==== Records for processing
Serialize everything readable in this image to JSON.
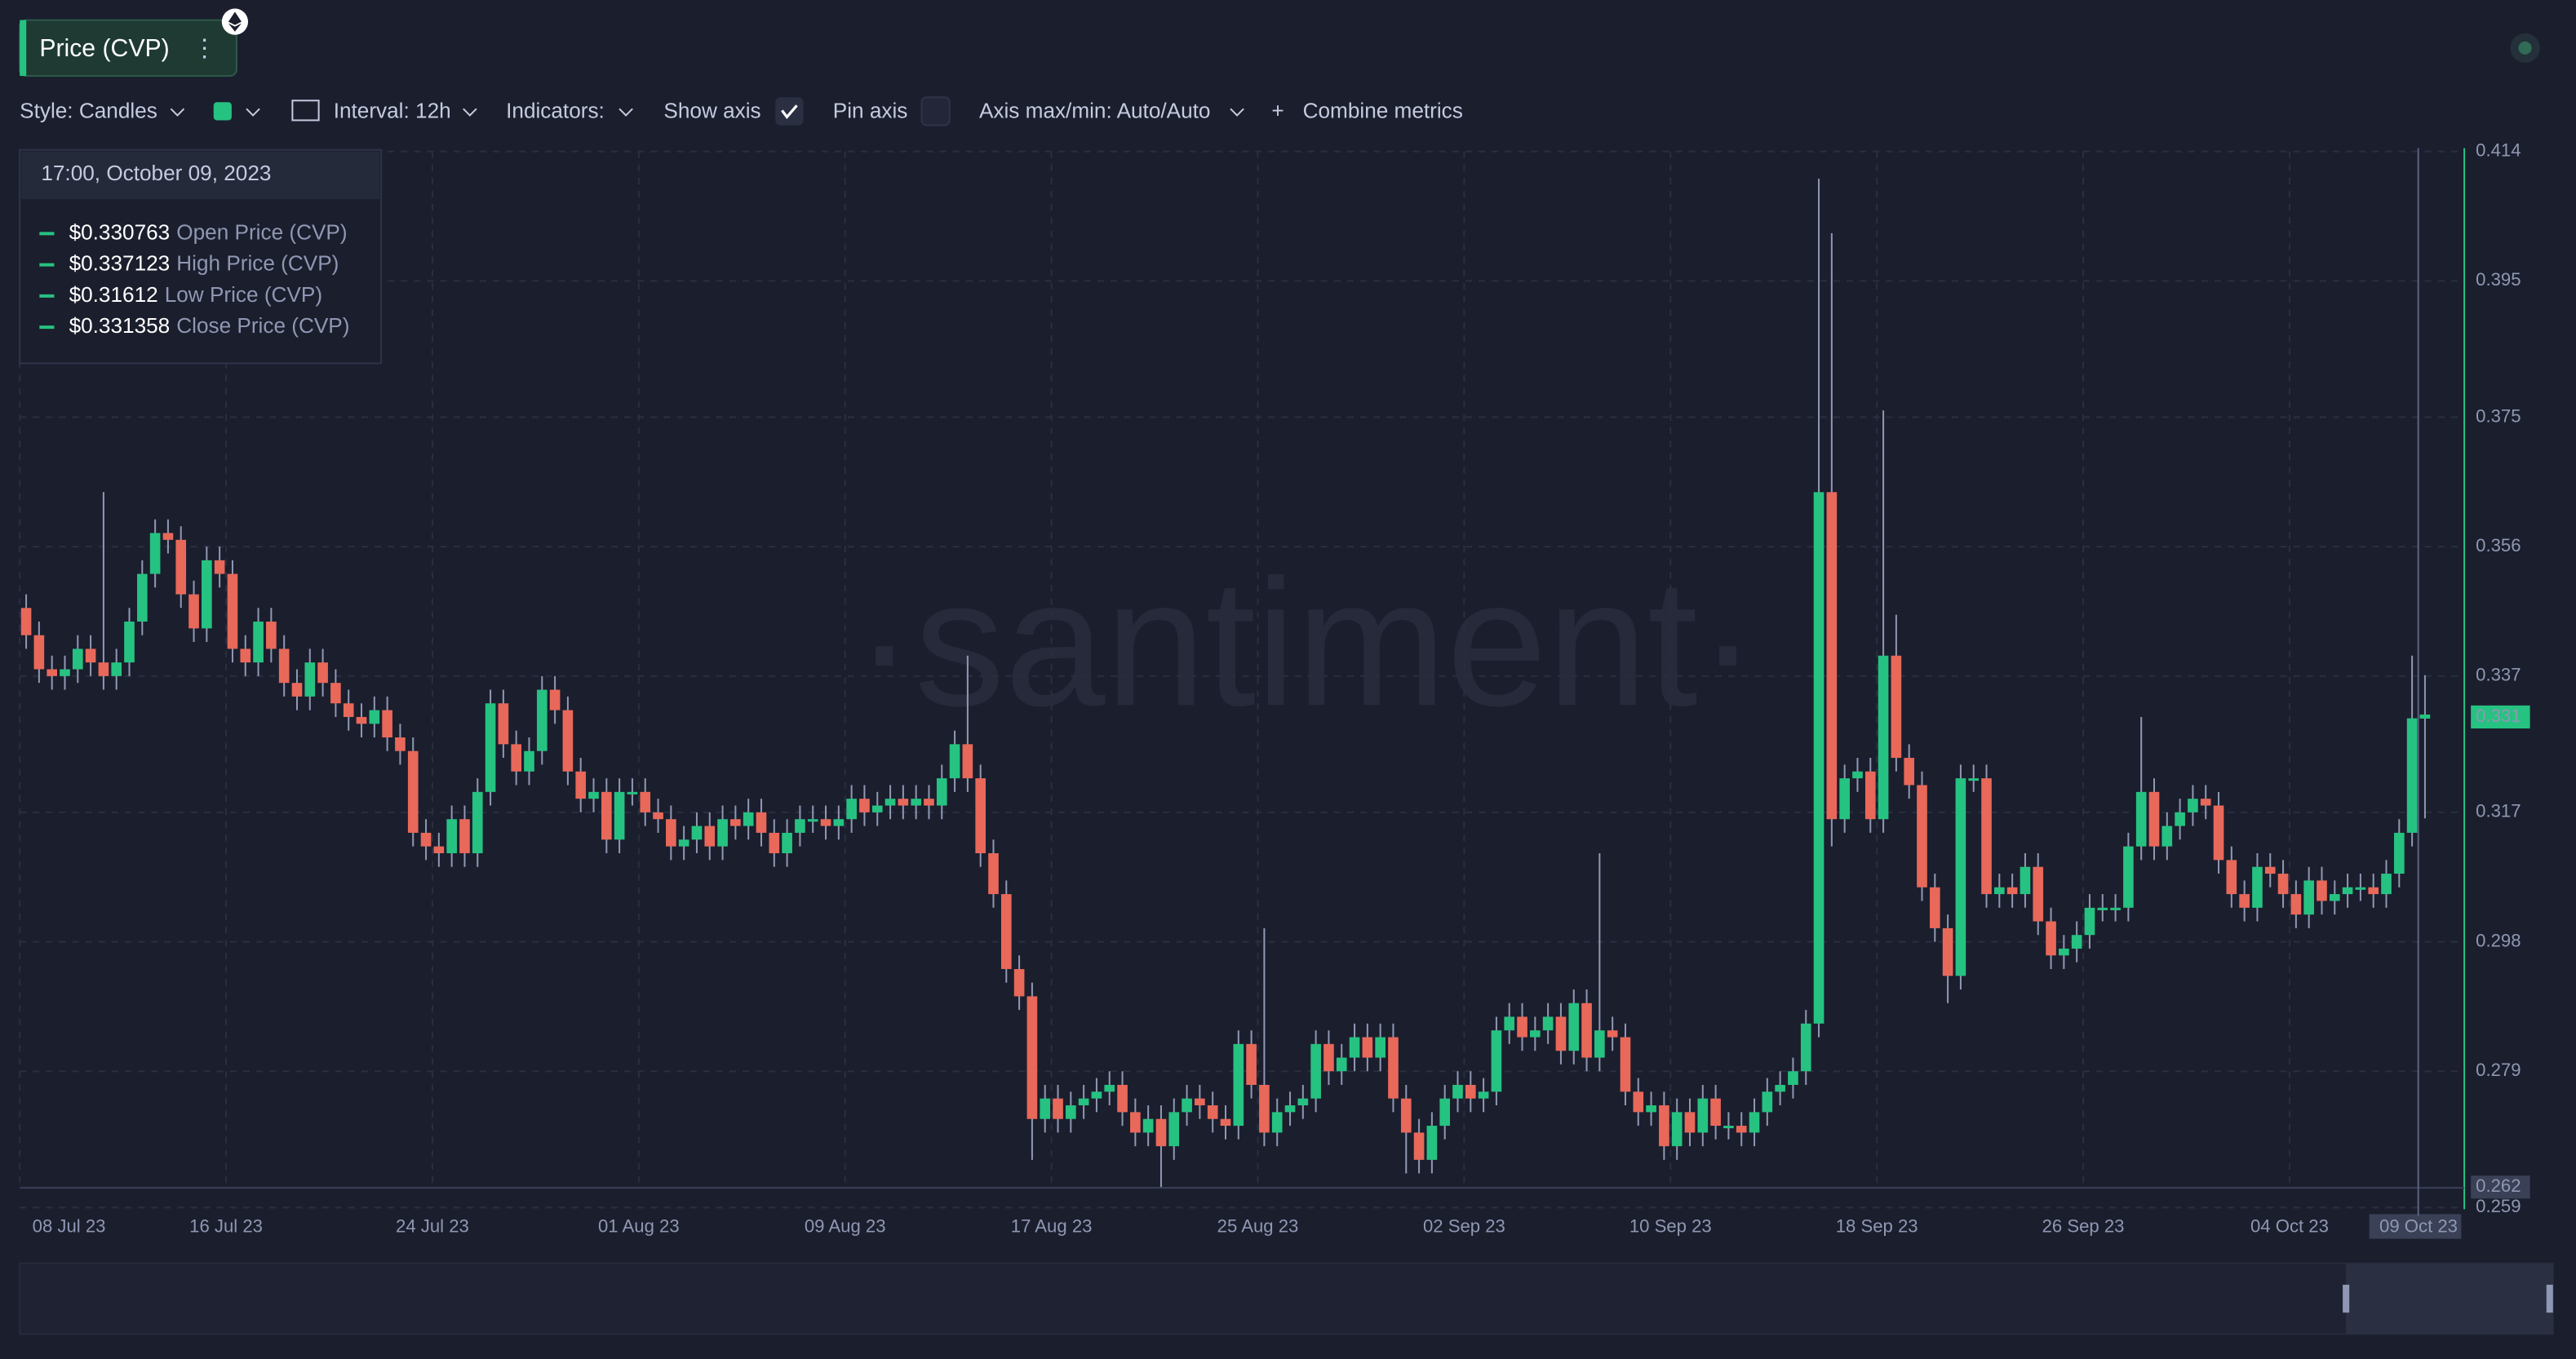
{
  "toolbar": {
    "metric": "Price (CVP)",
    "style": "Style: Candles",
    "interval": "Interval: 12h",
    "indicators": "Indicators:",
    "show_axis": "Show axis",
    "pin_axis": "Pin axis",
    "axis_minmax": "Axis max/min: Auto/Auto",
    "combine": "Combine metrics"
  },
  "chart_data": {
    "type": "candlestick",
    "watermark": "·santiment·",
    "up_color": "#26c281",
    "down_color": "#e8685a",
    "grid": true,
    "tooltip": {
      "date": "17:00, October 09, 2023",
      "rows": [
        {
          "value": "$0.330763",
          "label": "Open Price (CVP)"
        },
        {
          "value": "$0.337123",
          "label": "High Price (CVP)"
        },
        {
          "value": "$0.31612",
          "label": "Low Price (CVP)"
        },
        {
          "value": "$0.331358",
          "label": "Close Price (CVP)"
        }
      ]
    },
    "ylim": [
      0.259,
      0.414
    ],
    "yticks": [
      0.259,
      0.279,
      0.298,
      0.317,
      0.337,
      0.356,
      0.375,
      0.395,
      0.414
    ],
    "last_value": 0.331,
    "min_value": 0.262,
    "xlim": [
      0,
      187
    ],
    "xticks": [
      {
        "value": 0,
        "label": "08 Jul 23"
      },
      {
        "value": 16,
        "label": "16 Jul 23"
      },
      {
        "value": 32,
        "label": "24 Jul 23"
      },
      {
        "value": 48,
        "label": "01 Aug 23"
      },
      {
        "value": 64,
        "label": "09 Aug 23"
      },
      {
        "value": 80,
        "label": "17 Aug 23"
      },
      {
        "value": 96,
        "label": "25 Aug 23"
      },
      {
        "value": 112,
        "label": "02 Sep 23"
      },
      {
        "value": 128,
        "label": "10 Sep 23"
      },
      {
        "value": 144,
        "label": "18 Sep 23"
      },
      {
        "value": 160,
        "label": "26 Sep 23"
      },
      {
        "value": 176,
        "label": "04 Oct 23"
      },
      {
        "value": 186,
        "label": "09 Oct 23"
      }
    ],
    "open": [
      0.347,
      0.343,
      0.338,
      0.337,
      0.338,
      0.341,
      0.339,
      0.337,
      0.339,
      0.345,
      0.352,
      0.358,
      0.357,
      0.349,
      0.344,
      0.354,
      0.352,
      0.341,
      0.339,
      0.345,
      0.341,
      0.336,
      0.334,
      0.339,
      0.336,
      0.333,
      0.331,
      0.33,
      0.332,
      0.328,
      0.326,
      0.314,
      0.312,
      0.311,
      0.316,
      0.311,
      0.32,
      0.333,
      0.327,
      0.323,
      0.326,
      0.335,
      0.332,
      0.323,
      0.319,
      0.32,
      0.313,
      0.32,
      0.32,
      0.317,
      0.316,
      0.312,
      0.313,
      0.315,
      0.312,
      0.316,
      0.315,
      0.317,
      0.314,
      0.311,
      0.314,
      0.316,
      0.316,
      0.315,
      0.316,
      0.319,
      0.317,
      0.318,
      0.319,
      0.318,
      0.319,
      0.318,
      0.322,
      0.327,
      0.322,
      0.311,
      0.305,
      0.294,
      0.29,
      0.272,
      0.275,
      0.272,
      0.274,
      0.275,
      0.276,
      0.277,
      0.273,
      0.27,
      0.272,
      0.268,
      0.273,
      0.275,
      0.274,
      0.272,
      0.271,
      0.283,
      0.277,
      0.27,
      0.273,
      0.274,
      0.275,
      0.283,
      0.279,
      0.281,
      0.284,
      0.281,
      0.284,
      0.275,
      0.27,
      0.266,
      0.271,
      0.275,
      0.277,
      0.275,
      0.276,
      0.285,
      0.287,
      0.284,
      0.285,
      0.287,
      0.282,
      0.289,
      0.281,
      0.285,
      0.284,
      0.276,
      0.273,
      0.274,
      0.268,
      0.273,
      0.27,
      0.275,
      0.271,
      0.271,
      0.27,
      0.273,
      0.276,
      0.277,
      0.279,
      0.286,
      0.364,
      0.316,
      0.322,
      0.323,
      0.316,
      0.34,
      0.325,
      0.321,
      0.306,
      0.3,
      0.293,
      0.322,
      0.322,
      0.305,
      0.306,
      0.305,
      0.309,
      0.301,
      0.296,
      0.297,
      0.299,
      0.303,
      0.303,
      0.303,
      0.312,
      0.32,
      0.312,
      0.315,
      0.317,
      0.319,
      0.318,
      0.31,
      0.305,
      0.303,
      0.309,
      0.308,
      0.305,
      0.302,
      0.307,
      0.304,
      0.305,
      0.306,
      0.306,
      0.305,
      0.308,
      0.314,
      0.330763
    ],
    "high": [
      0.349,
      0.345,
      0.34,
      0.34,
      0.343,
      0.343,
      0.364,
      0.341,
      0.347,
      0.354,
      0.36,
      0.36,
      0.359,
      0.351,
      0.356,
      0.356,
      0.354,
      0.343,
      0.347,
      0.347,
      0.343,
      0.338,
      0.341,
      0.341,
      0.338,
      0.335,
      0.333,
      0.334,
      0.334,
      0.33,
      0.328,
      0.316,
      0.314,
      0.318,
      0.318,
      0.322,
      0.335,
      0.335,
      0.329,
      0.328,
      0.337,
      0.337,
      0.334,
      0.325,
      0.322,
      0.322,
      0.322,
      0.322,
      0.322,
      0.319,
      0.318,
      0.315,
      0.317,
      0.317,
      0.318,
      0.318,
      0.319,
      0.319,
      0.316,
      0.316,
      0.318,
      0.318,
      0.318,
      0.318,
      0.321,
      0.321,
      0.32,
      0.321,
      0.321,
      0.321,
      0.321,
      0.324,
      0.329,
      0.34,
      0.324,
      0.313,
      0.307,
      0.296,
      0.292,
      0.277,
      0.277,
      0.276,
      0.277,
      0.278,
      0.279,
      0.279,
      0.275,
      0.274,
      0.274,
      0.275,
      0.277,
      0.277,
      0.276,
      0.274,
      0.285,
      0.285,
      0.3,
      0.275,
      0.276,
      0.277,
      0.285,
      0.285,
      0.283,
      0.286,
      0.286,
      0.286,
      0.286,
      0.277,
      0.272,
      0.273,
      0.277,
      0.279,
      0.279,
      0.278,
      0.287,
      0.289,
      0.289,
      0.287,
      0.289,
      0.289,
      0.291,
      0.291,
      0.311,
      0.287,
      0.286,
      0.278,
      0.276,
      0.276,
      0.275,
      0.275,
      0.277,
      0.277,
      0.273,
      0.273,
      0.275,
      0.278,
      0.279,
      0.281,
      0.288,
      0.41,
      0.402,
      0.324,
      0.325,
      0.325,
      0.376,
      0.346,
      0.327,
      0.323,
      0.308,
      0.302,
      0.324,
      0.324,
      0.324,
      0.308,
      0.308,
      0.311,
      0.311,
      0.303,
      0.299,
      0.301,
      0.305,
      0.305,
      0.305,
      0.314,
      0.331,
      0.322,
      0.317,
      0.319,
      0.321,
      0.321,
      0.32,
      0.312,
      0.307,
      0.311,
      0.311,
      0.31,
      0.307,
      0.309,
      0.309,
      0.307,
      0.308,
      0.308,
      0.308,
      0.31,
      0.316,
      0.34,
      0.337123
    ],
    "low": [
      0.341,
      0.336,
      0.335,
      0.335,
      0.336,
      0.337,
      0.335,
      0.335,
      0.337,
      0.343,
      0.35,
      0.355,
      0.347,
      0.342,
      0.342,
      0.35,
      0.339,
      0.337,
      0.337,
      0.339,
      0.334,
      0.332,
      0.332,
      0.334,
      0.331,
      0.329,
      0.328,
      0.328,
      0.326,
      0.324,
      0.312,
      0.31,
      0.309,
      0.309,
      0.309,
      0.309,
      0.318,
      0.325,
      0.321,
      0.321,
      0.324,
      0.33,
      0.321,
      0.317,
      0.317,
      0.311,
      0.311,
      0.318,
      0.315,
      0.314,
      0.31,
      0.31,
      0.311,
      0.31,
      0.31,
      0.313,
      0.313,
      0.312,
      0.309,
      0.309,
      0.312,
      0.314,
      0.313,
      0.313,
      0.314,
      0.315,
      0.315,
      0.316,
      0.316,
      0.316,
      0.316,
      0.316,
      0.32,
      0.32,
      0.309,
      0.303,
      0.292,
      0.288,
      0.266,
      0.27,
      0.27,
      0.27,
      0.272,
      0.273,
      0.274,
      0.271,
      0.268,
      0.268,
      0.262,
      0.266,
      0.271,
      0.272,
      0.27,
      0.269,
      0.269,
      0.275,
      0.268,
      0.268,
      0.271,
      0.272,
      0.273,
      0.277,
      0.277,
      0.279,
      0.279,
      0.279,
      0.273,
      0.264,
      0.264,
      0.264,
      0.269,
      0.273,
      0.273,
      0.273,
      0.274,
      0.283,
      0.282,
      0.282,
      0.283,
      0.28,
      0.28,
      0.279,
      0.279,
      0.282,
      0.274,
      0.271,
      0.271,
      0.266,
      0.266,
      0.268,
      0.268,
      0.269,
      0.269,
      0.268,
      0.268,
      0.271,
      0.274,
      0.275,
      0.277,
      0.284,
      0.312,
      0.314,
      0.32,
      0.314,
      0.314,
      0.323,
      0.319,
      0.304,
      0.298,
      0.289,
      0.291,
      0.32,
      0.303,
      0.303,
      0.303,
      0.303,
      0.299,
      0.294,
      0.294,
      0.295,
      0.297,
      0.301,
      0.301,
      0.301,
      0.31,
      0.31,
      0.31,
      0.313,
      0.315,
      0.316,
      0.308,
      0.303,
      0.301,
      0.301,
      0.306,
      0.303,
      0.3,
      0.3,
      0.302,
      0.302,
      0.303,
      0.304,
      0.303,
      0.303,
      0.306,
      0.312,
      0.31612
    ],
    "close": [
      0.343,
      0.338,
      0.337,
      0.338,
      0.341,
      0.339,
      0.337,
      0.339,
      0.345,
      0.352,
      0.358,
      0.357,
      0.349,
      0.344,
      0.354,
      0.352,
      0.341,
      0.339,
      0.345,
      0.341,
      0.336,
      0.334,
      0.339,
      0.336,
      0.333,
      0.331,
      0.33,
      0.332,
      0.328,
      0.326,
      0.314,
      0.312,
      0.311,
      0.316,
      0.311,
      0.32,
      0.333,
      0.327,
      0.323,
      0.326,
      0.335,
      0.332,
      0.323,
      0.319,
      0.32,
      0.313,
      0.32,
      0.32,
      0.317,
      0.316,
      0.312,
      0.313,
      0.315,
      0.312,
      0.316,
      0.315,
      0.317,
      0.314,
      0.311,
      0.314,
      0.316,
      0.316,
      0.315,
      0.316,
      0.319,
      0.317,
      0.318,
      0.319,
      0.318,
      0.319,
      0.318,
      0.322,
      0.327,
      0.322,
      0.311,
      0.305,
      0.294,
      0.29,
      0.272,
      0.275,
      0.272,
      0.274,
      0.275,
      0.276,
      0.277,
      0.273,
      0.27,
      0.272,
      0.268,
      0.273,
      0.275,
      0.274,
      0.272,
      0.271,
      0.283,
      0.277,
      0.27,
      0.273,
      0.274,
      0.275,
      0.283,
      0.279,
      0.281,
      0.284,
      0.281,
      0.284,
      0.275,
      0.27,
      0.266,
      0.271,
      0.275,
      0.277,
      0.275,
      0.276,
      0.285,
      0.287,
      0.284,
      0.285,
      0.287,
      0.282,
      0.289,
      0.281,
      0.285,
      0.284,
      0.276,
      0.273,
      0.274,
      0.268,
      0.273,
      0.27,
      0.275,
      0.271,
      0.271,
      0.27,
      0.273,
      0.276,
      0.277,
      0.279,
      0.286,
      0.364,
      0.316,
      0.322,
      0.323,
      0.316,
      0.34,
      0.325,
      0.321,
      0.306,
      0.3,
      0.293,
      0.322,
      0.322,
      0.305,
      0.306,
      0.305,
      0.309,
      0.301,
      0.296,
      0.297,
      0.299,
      0.303,
      0.303,
      0.303,
      0.312,
      0.32,
      0.312,
      0.315,
      0.317,
      0.319,
      0.318,
      0.31,
      0.305,
      0.303,
      0.309,
      0.308,
      0.305,
      0.302,
      0.307,
      0.304,
      0.305,
      0.306,
      0.306,
      0.305,
      0.308,
      0.314,
      0.3308,
      0.331358
    ]
  }
}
========
*Task to complete*. Copy out each line of the records where the string "Price" appears.

*Final result*.
    "metric": "Price (CVP)",
          "label": "Open Price (CVP)"
          "label": "High Price (CVP)"
          "label": "Low Price (CVP)"
          "label": "Close Price (CVP)"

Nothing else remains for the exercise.